(Dataset entries)
____________

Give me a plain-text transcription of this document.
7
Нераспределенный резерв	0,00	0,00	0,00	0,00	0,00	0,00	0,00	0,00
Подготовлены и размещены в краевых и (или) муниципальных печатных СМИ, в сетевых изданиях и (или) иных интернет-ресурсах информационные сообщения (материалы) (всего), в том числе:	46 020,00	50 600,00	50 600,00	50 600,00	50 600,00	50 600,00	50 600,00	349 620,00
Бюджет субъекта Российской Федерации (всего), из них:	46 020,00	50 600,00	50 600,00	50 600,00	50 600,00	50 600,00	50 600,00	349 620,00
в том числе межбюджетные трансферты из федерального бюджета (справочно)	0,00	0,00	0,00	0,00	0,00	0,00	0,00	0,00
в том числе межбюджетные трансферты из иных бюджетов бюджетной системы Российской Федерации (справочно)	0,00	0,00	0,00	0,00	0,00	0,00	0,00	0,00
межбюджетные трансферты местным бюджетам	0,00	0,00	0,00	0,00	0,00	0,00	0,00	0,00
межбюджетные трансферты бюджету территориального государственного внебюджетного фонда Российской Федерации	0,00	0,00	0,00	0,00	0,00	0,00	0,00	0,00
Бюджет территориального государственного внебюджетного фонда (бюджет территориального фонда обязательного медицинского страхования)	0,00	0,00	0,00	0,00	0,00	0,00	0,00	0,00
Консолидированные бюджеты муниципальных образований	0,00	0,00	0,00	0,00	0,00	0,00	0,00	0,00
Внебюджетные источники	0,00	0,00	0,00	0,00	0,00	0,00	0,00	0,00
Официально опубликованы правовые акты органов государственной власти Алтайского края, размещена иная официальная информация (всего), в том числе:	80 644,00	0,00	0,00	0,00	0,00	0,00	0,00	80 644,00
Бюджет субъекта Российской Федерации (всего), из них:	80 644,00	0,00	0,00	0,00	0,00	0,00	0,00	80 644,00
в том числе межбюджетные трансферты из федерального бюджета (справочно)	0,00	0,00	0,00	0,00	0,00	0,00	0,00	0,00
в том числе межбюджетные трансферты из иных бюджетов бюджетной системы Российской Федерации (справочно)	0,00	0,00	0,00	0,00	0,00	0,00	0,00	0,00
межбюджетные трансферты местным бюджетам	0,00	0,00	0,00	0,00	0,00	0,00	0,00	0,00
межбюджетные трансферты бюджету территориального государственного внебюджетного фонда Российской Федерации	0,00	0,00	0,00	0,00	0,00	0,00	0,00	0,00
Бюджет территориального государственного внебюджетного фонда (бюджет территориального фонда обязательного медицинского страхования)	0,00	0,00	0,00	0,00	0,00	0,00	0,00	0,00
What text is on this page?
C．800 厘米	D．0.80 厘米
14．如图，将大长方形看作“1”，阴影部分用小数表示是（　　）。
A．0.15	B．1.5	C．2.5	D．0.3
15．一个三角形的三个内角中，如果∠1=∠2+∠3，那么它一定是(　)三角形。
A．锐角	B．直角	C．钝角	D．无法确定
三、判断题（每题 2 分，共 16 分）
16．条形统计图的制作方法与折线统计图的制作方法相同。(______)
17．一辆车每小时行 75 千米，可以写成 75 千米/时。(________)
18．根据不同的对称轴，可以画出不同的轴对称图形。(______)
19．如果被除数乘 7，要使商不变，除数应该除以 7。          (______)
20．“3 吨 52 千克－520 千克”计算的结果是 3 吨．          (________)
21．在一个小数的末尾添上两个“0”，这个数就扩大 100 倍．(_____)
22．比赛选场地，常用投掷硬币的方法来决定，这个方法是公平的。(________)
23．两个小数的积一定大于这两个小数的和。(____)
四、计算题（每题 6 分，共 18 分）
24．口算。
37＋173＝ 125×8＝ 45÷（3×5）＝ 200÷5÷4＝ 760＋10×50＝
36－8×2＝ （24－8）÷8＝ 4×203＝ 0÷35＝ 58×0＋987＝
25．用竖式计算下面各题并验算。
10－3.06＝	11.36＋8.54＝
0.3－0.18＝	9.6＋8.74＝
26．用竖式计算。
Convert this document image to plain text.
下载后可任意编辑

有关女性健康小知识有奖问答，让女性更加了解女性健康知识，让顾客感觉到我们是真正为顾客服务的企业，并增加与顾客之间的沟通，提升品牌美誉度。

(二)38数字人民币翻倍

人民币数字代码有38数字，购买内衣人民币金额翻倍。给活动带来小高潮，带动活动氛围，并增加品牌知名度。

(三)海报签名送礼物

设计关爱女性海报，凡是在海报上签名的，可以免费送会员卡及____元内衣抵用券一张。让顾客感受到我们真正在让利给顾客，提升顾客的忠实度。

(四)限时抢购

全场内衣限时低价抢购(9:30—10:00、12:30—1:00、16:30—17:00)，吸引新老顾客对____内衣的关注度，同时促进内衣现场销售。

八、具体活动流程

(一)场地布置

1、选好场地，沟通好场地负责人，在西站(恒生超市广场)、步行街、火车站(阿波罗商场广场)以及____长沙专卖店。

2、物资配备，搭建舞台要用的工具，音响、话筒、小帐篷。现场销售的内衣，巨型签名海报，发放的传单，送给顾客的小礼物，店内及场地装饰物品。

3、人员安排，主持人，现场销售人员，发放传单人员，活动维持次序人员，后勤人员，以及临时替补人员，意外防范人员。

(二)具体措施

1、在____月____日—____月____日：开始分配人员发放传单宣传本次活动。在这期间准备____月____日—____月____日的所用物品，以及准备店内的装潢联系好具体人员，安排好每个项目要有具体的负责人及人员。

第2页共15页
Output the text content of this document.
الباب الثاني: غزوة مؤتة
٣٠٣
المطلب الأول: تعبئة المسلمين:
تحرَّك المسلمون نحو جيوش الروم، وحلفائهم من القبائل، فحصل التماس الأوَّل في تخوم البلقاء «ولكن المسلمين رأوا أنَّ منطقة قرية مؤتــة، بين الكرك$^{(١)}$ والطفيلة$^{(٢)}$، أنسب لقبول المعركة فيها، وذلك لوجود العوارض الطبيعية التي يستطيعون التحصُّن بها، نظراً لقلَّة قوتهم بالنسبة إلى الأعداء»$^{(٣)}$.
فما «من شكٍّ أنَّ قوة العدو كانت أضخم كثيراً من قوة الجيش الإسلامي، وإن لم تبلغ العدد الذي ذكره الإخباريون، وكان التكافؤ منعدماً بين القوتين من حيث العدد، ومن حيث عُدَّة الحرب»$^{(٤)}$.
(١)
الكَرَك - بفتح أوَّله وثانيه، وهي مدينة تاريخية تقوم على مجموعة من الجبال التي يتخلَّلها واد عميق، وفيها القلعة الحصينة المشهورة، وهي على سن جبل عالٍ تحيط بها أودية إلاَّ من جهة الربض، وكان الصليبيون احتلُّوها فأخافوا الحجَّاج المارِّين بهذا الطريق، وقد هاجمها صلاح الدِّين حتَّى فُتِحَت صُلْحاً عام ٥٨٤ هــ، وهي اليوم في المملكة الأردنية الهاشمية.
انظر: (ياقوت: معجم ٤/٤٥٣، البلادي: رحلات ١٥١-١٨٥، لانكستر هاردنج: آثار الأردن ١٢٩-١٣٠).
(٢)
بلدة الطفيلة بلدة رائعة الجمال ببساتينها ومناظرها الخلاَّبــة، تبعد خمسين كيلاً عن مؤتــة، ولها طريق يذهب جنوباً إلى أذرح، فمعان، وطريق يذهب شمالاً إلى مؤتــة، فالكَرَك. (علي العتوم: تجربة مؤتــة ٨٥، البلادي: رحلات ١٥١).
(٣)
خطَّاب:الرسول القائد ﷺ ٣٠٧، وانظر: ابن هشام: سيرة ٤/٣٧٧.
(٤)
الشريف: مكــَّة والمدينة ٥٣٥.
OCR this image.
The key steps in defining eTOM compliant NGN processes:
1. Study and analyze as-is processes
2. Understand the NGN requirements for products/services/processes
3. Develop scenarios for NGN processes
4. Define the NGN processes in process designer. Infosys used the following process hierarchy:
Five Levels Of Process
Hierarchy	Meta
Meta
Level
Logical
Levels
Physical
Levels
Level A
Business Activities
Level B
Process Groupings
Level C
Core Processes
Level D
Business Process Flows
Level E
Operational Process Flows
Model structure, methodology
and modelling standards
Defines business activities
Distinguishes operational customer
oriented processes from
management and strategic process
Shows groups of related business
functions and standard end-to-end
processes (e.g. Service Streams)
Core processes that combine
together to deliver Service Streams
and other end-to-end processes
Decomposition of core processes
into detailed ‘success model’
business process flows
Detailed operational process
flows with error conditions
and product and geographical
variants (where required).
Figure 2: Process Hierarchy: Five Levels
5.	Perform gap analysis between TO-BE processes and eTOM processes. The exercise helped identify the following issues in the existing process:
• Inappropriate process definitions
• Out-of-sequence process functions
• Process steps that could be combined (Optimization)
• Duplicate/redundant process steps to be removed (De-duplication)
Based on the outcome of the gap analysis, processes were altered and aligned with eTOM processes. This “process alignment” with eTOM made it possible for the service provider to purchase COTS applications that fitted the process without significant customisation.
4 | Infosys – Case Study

____________

What needs to be done> Within the data above, count the lines that contain the string "Levels"; the reply is the number alone.

Finished answer> 4